• **Work required**
With pictures left out, retype exactly the lines from the one containing "Transcribe the text in this document." through the final line of the entries.

►

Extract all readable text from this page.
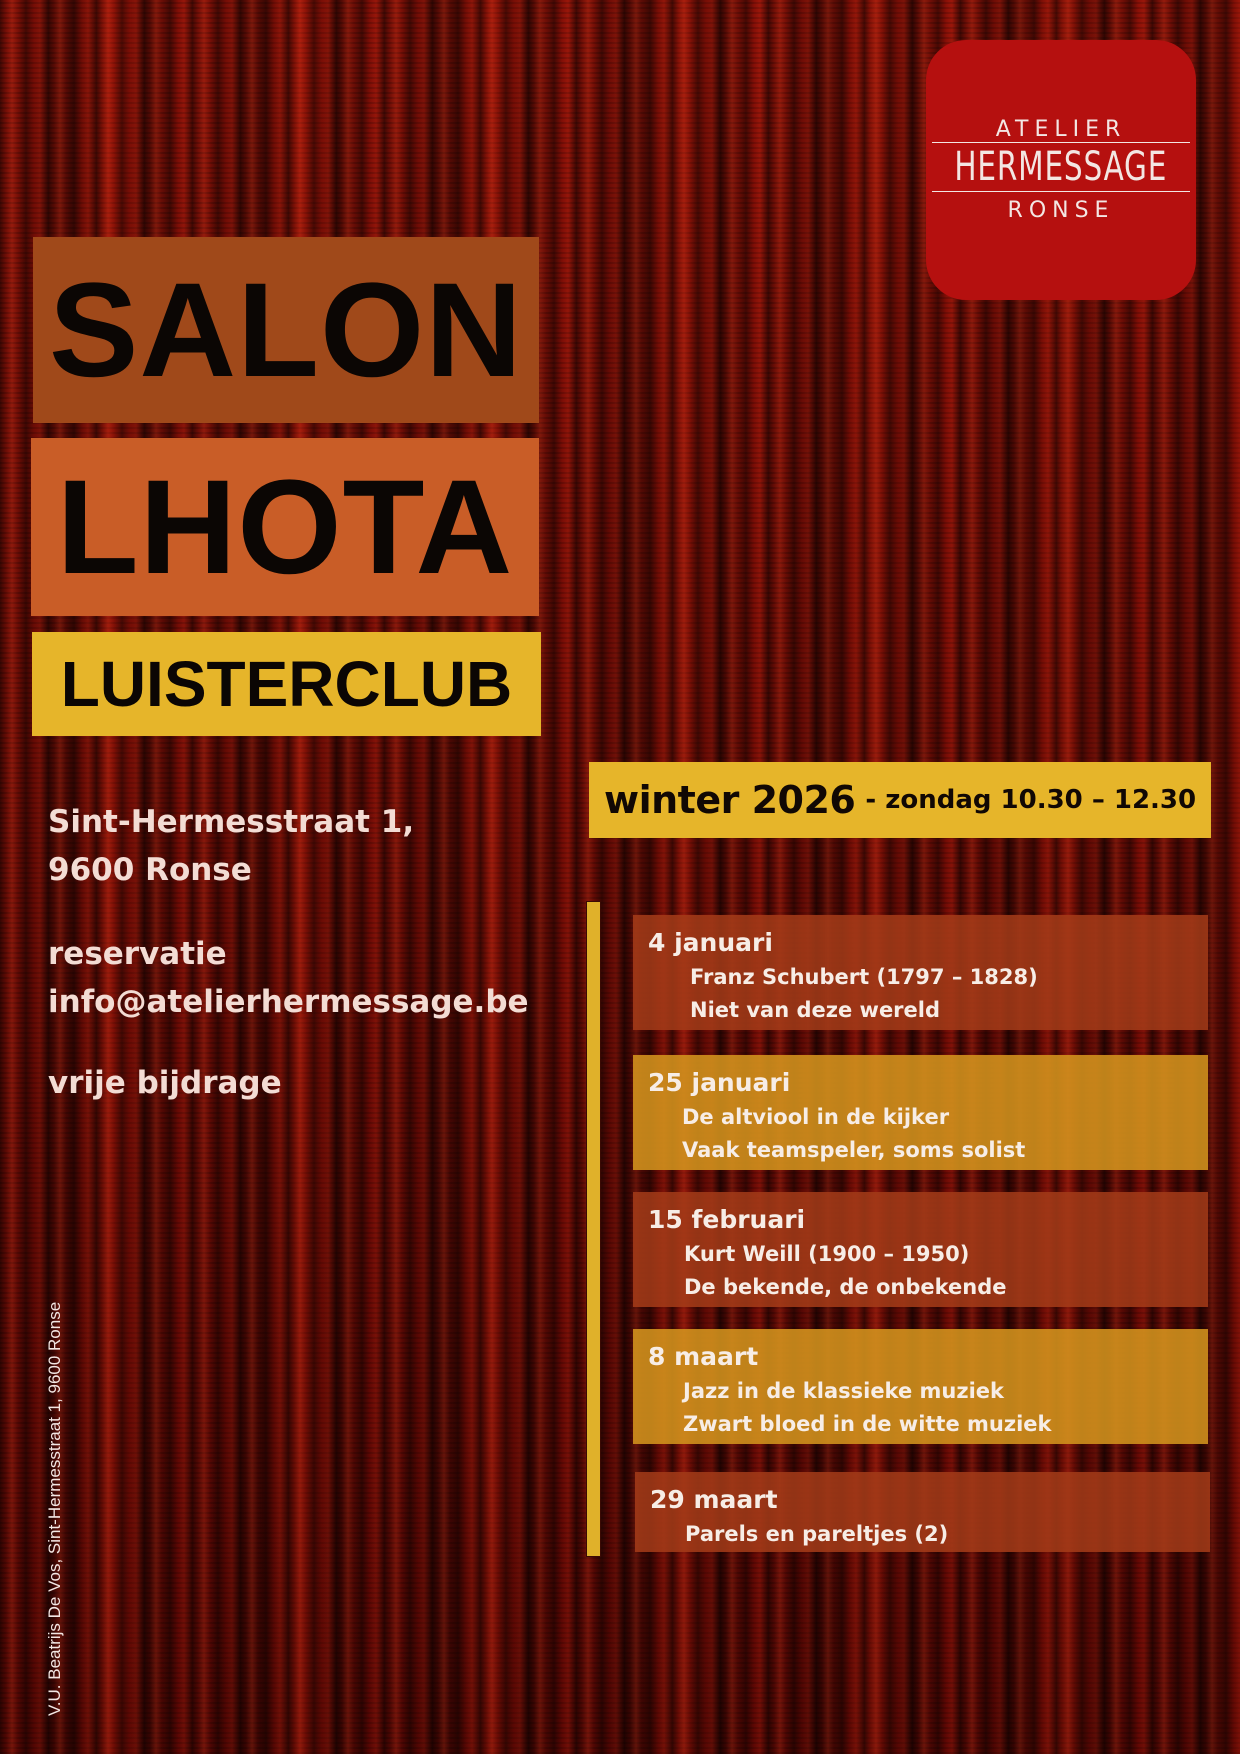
ATELIER
HERMESSAGE
RONSE
SALON
LHOTA
LUISTERCLUB
Sint-Hermesstraat 1,
9600 Ronse
reservatie
info@atelierhermessage.be
vrije bijdrage
winter 2026 - zondag 10.30 – 12.30
4 januari
Franz Schubert (1797 – 1828)
Niet van deze wereld
25 januari
De altviool in de kijker
Vaak teamspeler, soms solist
15 februari
Kurt Weill (1900 – 1950)
De bekende, de onbekende
8 maart
Jazz in de klassieke muziek
Zwart bloed in de witte muziek
29 maart
Parels en pareltjes (2)
V.U. Beatrijs De Vos, Sint-Hermesstraat 1, 9600 Ronse
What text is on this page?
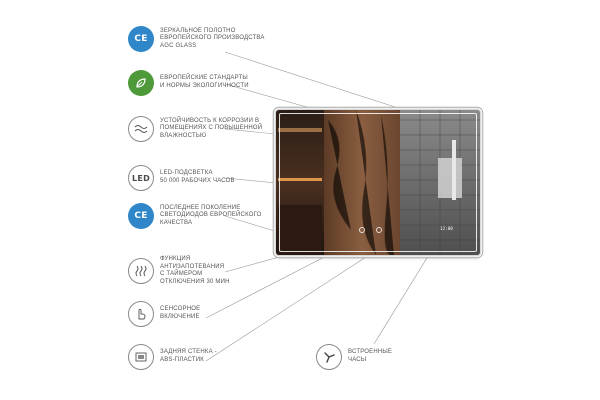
12:00
CE
ЗЕРКАЛЬНОЕ ПОЛОТНО
ЕВРОПЕЙСКОГО ПРОИЗВОДСТВА
AGC GLASS
ЕВРОПЕЙСКИЕ СТАНДАРТЫ
И НОРМЫ ЭКОЛОГИЧНОСТИ
УСТОЙЧИВОСТЬ К КОРРОЗИИ В
ПОМЕЩЕНИЯХ С ПОВЫШЕННОЙ
ВЛАЖНОСТЬЮ
LED
LED-ПОДСВЕТКА
50 000 РАБОЧИХ ЧАСОВ
CE
ПОСЛЕДНЕЕ ПОКОЛЕНИЕ
СВЕТОДИОДОВ ЕВРОПЕЙСКОГО
КАЧЕСТВА
ФУНКЦИЯ
АНТИЗАПОТЕВАНИЯ
С ТАЙМЕРОМ
ОТКЛЮЧЕНИЯ 30 МИН
СЕНСОРНОЕ
ВКЛЮЧЕНИЕ
ЗАДНЯЯ СТЕНКА -
ABS-ПЛАСТИК
ВСТРОЕННЫЕ
ЧАСЫ
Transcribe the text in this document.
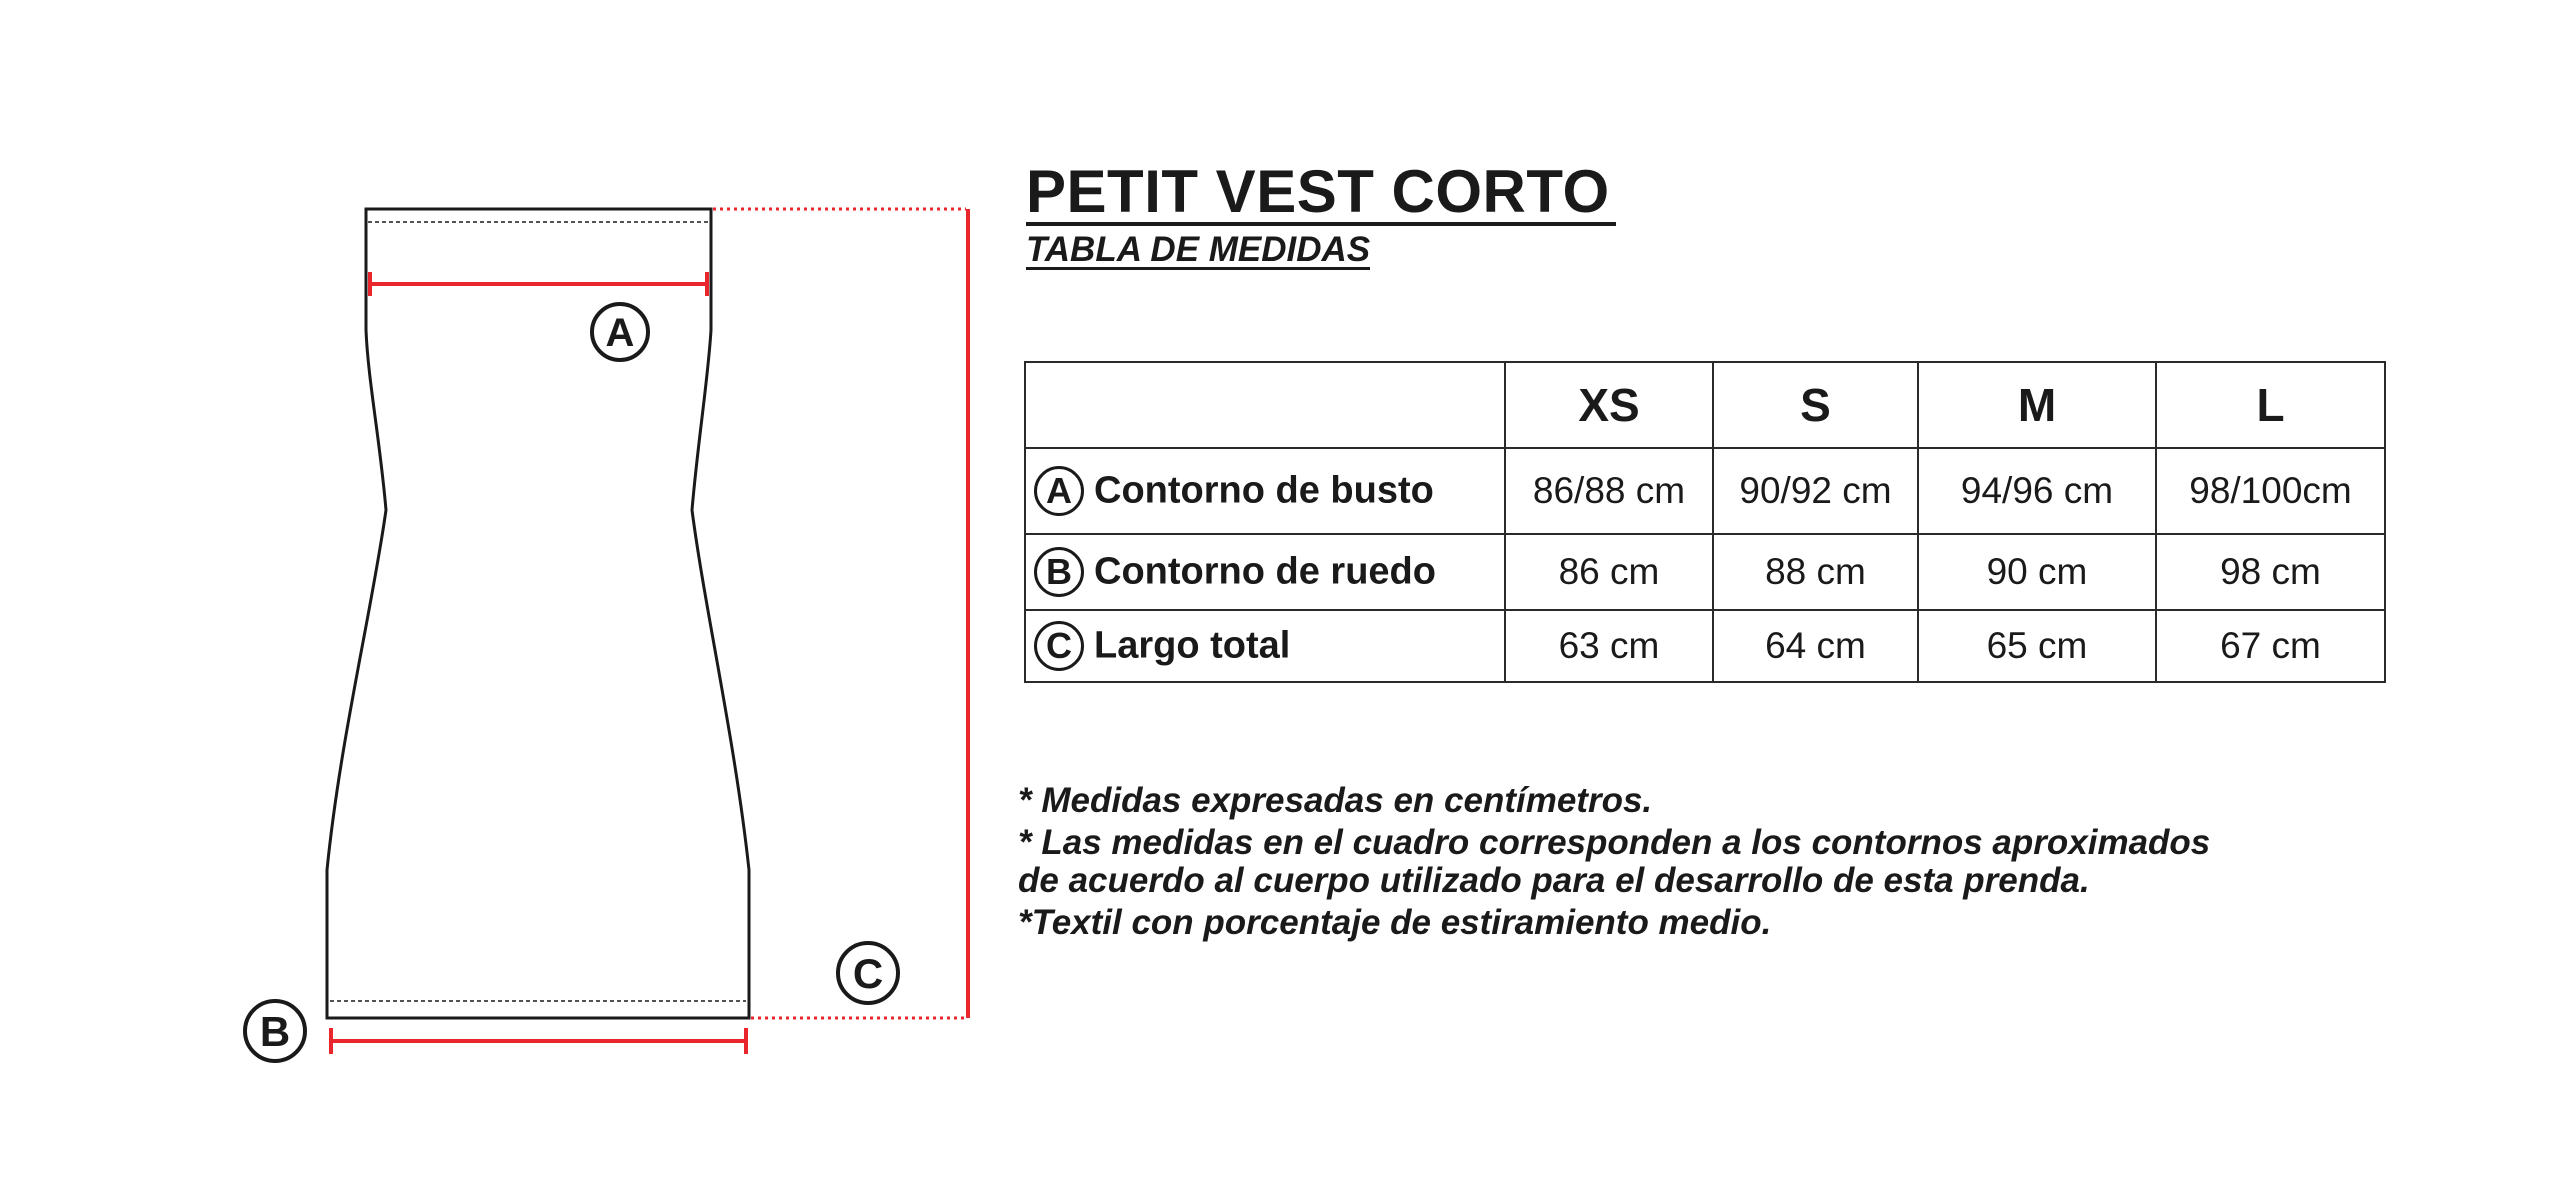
A
B
C
PETIT VEST CORTO
TABLA DE MEDIDAS
	XS	S	M	L
A Contorno de busto	86/88 cm	90/92 cm	94/96 cm	98/100cm
B Contorno de ruedo	86 cm	88 cm	90 cm	98 cm
C Largo total	63 cm	64 cm	65 cm	67 cm

* Medidas expresadas en centímetros.

* Las medidas en el cuadro corresponden a los contornos aproximados de acuerdo al cuerpo utilizado para el desarrollo de esta prenda.

*Textil con porcentaje de estiramiento medio.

◄

• **Expected output**
Transcribe the text in this document.
A
B
C
PETIT VEST CORTO
TABLA DE MEDIDAS
	XS	S	M	L
A Contorno de busto	86/88 cm	90/92 cm	94/96 cm	98/100cm
B Contorno de ruedo	86 cm	88 cm	90 cm	98 cm
C Largo total	63 cm	64 cm	65 cm	67 cm

* Medidas expresadas en centímetros.

* Las medidas en el cuadro corresponden a los contornos aproximados de acuerdo al cuerpo utilizado para el desarrollo de esta prenda.

*Textil con porcentaje de estiramiento medio.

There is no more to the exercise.